**What is expected**
Filter the records for lines holding the string "JSON".

####################

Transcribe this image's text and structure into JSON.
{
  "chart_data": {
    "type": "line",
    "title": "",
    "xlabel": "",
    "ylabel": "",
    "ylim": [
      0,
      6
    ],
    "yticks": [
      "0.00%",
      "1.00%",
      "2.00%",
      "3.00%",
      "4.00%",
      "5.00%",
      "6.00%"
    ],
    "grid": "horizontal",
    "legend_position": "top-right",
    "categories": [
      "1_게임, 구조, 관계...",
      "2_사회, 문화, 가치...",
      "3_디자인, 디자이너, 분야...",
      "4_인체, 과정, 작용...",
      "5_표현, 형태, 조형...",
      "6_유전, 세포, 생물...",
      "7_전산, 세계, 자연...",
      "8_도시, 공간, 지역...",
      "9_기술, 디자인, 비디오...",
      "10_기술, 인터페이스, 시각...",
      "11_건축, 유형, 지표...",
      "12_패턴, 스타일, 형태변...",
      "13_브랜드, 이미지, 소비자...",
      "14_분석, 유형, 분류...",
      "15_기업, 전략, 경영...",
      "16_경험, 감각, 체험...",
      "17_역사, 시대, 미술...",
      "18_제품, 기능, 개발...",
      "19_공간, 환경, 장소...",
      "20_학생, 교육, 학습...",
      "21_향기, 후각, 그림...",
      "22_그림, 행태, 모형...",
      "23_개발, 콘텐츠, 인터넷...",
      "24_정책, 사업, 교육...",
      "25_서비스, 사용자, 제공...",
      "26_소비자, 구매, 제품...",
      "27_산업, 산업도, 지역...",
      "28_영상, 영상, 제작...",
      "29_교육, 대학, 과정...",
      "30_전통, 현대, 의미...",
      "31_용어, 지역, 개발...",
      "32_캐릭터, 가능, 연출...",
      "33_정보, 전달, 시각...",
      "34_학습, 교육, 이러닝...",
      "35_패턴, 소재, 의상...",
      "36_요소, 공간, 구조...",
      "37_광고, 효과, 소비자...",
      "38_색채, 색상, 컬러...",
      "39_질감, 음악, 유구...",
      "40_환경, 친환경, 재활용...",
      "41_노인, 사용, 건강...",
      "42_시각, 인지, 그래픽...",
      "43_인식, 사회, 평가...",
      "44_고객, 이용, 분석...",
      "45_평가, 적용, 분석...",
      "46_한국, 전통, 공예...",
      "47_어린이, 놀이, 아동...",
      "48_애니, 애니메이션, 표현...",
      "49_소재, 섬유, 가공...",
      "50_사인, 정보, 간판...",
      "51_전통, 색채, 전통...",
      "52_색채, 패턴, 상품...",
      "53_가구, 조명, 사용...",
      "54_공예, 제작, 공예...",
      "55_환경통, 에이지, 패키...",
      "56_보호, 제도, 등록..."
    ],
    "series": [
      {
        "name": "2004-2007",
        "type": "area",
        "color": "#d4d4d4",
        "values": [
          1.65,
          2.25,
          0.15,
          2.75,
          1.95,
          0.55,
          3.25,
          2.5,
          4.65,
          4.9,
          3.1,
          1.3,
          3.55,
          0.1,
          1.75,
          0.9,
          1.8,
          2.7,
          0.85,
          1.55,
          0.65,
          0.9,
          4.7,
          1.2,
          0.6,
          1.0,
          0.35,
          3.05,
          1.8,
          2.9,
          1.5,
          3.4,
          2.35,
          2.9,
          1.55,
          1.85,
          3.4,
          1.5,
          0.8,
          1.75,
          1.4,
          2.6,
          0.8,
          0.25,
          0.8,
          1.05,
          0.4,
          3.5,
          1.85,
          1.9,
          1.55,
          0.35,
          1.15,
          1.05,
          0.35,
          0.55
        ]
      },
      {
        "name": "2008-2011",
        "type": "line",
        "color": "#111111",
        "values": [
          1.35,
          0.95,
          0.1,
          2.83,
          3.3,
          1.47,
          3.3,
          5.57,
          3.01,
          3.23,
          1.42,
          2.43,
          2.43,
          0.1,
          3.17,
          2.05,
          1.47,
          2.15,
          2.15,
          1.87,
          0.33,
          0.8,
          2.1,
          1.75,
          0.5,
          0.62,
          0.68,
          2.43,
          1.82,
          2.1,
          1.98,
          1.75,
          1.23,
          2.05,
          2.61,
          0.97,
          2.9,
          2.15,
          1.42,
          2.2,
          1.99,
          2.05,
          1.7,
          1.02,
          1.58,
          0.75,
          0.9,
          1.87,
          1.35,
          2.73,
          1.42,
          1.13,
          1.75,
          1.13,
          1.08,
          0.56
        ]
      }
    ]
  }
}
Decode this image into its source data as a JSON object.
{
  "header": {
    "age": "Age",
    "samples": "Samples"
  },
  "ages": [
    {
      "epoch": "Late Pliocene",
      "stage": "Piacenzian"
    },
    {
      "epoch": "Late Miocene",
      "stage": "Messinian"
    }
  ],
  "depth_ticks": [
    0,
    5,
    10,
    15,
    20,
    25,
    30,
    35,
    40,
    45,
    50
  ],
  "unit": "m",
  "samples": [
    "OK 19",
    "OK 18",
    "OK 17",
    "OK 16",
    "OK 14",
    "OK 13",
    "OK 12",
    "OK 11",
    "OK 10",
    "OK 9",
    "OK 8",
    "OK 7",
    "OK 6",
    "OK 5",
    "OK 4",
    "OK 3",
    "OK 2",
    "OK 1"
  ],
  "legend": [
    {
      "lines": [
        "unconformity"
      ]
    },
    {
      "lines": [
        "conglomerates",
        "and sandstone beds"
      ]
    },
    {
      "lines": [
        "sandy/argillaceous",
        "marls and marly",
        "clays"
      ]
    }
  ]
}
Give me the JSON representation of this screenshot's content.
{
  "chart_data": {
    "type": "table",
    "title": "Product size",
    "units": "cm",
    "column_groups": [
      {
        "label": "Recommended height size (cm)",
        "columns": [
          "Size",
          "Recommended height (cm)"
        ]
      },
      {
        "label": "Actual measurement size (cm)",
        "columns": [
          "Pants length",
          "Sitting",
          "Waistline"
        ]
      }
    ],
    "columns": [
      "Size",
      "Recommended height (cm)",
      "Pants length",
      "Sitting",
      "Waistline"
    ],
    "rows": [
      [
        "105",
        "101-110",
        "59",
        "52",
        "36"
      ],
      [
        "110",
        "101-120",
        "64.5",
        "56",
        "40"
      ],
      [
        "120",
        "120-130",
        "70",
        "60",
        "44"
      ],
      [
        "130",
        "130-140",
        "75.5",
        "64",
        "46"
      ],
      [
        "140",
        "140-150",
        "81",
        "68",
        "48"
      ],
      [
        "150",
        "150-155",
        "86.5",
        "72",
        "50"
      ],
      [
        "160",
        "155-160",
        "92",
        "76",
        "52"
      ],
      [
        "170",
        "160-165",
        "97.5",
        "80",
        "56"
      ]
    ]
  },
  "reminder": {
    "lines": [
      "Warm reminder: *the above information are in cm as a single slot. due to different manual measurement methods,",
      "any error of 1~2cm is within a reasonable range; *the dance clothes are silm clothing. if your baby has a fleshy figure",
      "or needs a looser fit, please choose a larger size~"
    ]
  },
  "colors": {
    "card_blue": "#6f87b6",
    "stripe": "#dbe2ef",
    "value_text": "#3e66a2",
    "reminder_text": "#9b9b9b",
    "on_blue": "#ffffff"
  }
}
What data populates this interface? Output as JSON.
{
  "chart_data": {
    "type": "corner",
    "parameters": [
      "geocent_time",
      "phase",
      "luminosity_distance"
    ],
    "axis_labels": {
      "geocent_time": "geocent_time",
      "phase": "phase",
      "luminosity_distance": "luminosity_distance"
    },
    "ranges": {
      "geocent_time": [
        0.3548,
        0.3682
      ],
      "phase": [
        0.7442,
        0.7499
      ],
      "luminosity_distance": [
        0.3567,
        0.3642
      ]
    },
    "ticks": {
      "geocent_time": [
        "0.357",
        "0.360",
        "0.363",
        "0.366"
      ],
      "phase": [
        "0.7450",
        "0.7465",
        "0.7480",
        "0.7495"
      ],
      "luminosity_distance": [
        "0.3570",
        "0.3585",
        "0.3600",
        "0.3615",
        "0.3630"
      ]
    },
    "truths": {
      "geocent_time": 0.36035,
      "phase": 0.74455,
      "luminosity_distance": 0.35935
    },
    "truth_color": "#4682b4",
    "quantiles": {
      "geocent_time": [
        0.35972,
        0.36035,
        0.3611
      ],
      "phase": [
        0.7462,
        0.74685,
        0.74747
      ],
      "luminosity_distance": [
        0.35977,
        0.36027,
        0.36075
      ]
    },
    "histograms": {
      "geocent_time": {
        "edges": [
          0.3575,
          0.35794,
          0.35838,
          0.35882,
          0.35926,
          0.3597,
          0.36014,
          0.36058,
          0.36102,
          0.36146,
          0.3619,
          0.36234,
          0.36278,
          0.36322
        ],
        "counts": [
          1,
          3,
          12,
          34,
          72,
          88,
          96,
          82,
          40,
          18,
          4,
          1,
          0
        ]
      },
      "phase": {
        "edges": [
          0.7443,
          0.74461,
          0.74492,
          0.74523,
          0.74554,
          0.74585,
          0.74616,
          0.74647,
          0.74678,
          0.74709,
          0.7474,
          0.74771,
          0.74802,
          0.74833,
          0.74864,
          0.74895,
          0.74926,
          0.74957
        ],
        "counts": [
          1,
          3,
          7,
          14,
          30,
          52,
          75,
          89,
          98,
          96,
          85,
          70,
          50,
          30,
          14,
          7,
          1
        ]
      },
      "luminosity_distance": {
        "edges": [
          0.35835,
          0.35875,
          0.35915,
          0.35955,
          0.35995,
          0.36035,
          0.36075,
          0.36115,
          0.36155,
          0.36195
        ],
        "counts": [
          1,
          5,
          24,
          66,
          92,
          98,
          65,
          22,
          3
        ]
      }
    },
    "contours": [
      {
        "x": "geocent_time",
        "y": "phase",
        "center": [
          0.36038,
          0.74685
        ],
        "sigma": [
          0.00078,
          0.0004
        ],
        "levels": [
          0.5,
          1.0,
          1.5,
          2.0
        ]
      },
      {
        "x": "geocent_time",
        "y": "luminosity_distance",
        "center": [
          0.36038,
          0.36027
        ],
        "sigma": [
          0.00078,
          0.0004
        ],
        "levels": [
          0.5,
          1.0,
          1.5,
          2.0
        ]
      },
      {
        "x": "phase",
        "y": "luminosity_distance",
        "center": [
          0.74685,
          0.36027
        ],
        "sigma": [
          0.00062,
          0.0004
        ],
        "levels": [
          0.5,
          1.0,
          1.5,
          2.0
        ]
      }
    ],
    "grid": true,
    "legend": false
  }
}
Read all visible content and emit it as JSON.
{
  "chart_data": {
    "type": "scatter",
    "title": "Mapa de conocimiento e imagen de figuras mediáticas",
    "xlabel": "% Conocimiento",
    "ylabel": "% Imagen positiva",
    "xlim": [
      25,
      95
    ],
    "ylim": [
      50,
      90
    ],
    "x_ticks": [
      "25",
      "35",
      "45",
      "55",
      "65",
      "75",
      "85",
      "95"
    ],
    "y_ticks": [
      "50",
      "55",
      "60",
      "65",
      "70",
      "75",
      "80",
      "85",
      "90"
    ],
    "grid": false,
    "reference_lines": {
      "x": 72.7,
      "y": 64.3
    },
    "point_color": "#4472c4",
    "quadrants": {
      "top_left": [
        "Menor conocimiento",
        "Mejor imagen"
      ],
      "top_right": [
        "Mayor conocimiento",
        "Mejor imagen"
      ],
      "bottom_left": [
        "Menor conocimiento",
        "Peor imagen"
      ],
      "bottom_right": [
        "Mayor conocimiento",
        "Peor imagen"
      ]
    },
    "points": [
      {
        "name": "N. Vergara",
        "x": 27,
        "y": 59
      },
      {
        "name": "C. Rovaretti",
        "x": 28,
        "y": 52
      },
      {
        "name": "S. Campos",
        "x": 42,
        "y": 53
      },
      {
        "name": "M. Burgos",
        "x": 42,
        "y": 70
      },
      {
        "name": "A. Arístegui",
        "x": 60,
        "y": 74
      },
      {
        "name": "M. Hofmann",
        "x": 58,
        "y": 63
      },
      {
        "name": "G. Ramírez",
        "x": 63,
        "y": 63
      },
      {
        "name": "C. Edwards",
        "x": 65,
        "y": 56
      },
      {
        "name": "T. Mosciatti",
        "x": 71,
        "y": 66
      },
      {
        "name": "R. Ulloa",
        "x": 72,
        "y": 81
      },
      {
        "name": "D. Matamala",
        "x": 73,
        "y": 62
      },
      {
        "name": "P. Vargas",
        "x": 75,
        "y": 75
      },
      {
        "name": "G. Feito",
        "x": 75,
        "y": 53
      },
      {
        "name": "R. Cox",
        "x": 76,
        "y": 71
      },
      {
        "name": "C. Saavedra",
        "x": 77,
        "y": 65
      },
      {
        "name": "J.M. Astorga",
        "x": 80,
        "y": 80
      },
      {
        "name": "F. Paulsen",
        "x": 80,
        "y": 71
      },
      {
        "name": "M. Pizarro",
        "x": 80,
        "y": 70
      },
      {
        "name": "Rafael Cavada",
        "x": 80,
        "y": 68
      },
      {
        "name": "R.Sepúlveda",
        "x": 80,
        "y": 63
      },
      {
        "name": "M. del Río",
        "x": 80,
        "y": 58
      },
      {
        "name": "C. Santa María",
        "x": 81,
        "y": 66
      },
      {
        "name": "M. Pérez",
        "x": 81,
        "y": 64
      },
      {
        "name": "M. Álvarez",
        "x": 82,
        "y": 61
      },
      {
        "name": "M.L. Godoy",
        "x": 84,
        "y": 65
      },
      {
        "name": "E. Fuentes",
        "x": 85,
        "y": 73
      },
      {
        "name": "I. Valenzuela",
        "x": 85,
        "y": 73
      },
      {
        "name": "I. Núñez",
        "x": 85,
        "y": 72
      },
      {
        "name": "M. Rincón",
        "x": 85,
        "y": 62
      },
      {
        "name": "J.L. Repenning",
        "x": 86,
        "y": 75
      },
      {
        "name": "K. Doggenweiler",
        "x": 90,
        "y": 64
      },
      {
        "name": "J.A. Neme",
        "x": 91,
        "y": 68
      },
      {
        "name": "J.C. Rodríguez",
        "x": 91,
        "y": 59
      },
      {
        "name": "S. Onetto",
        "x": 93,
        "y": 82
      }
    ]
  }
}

####################

**Result of the exercise**
Transcribe this image's text and structure into JSON.
Decode this image into its source data as a JSON object.
Give me the JSON representation of this screenshot's content.
What data populates this interface? Output as JSON.
Read all visible content and emit it as JSON.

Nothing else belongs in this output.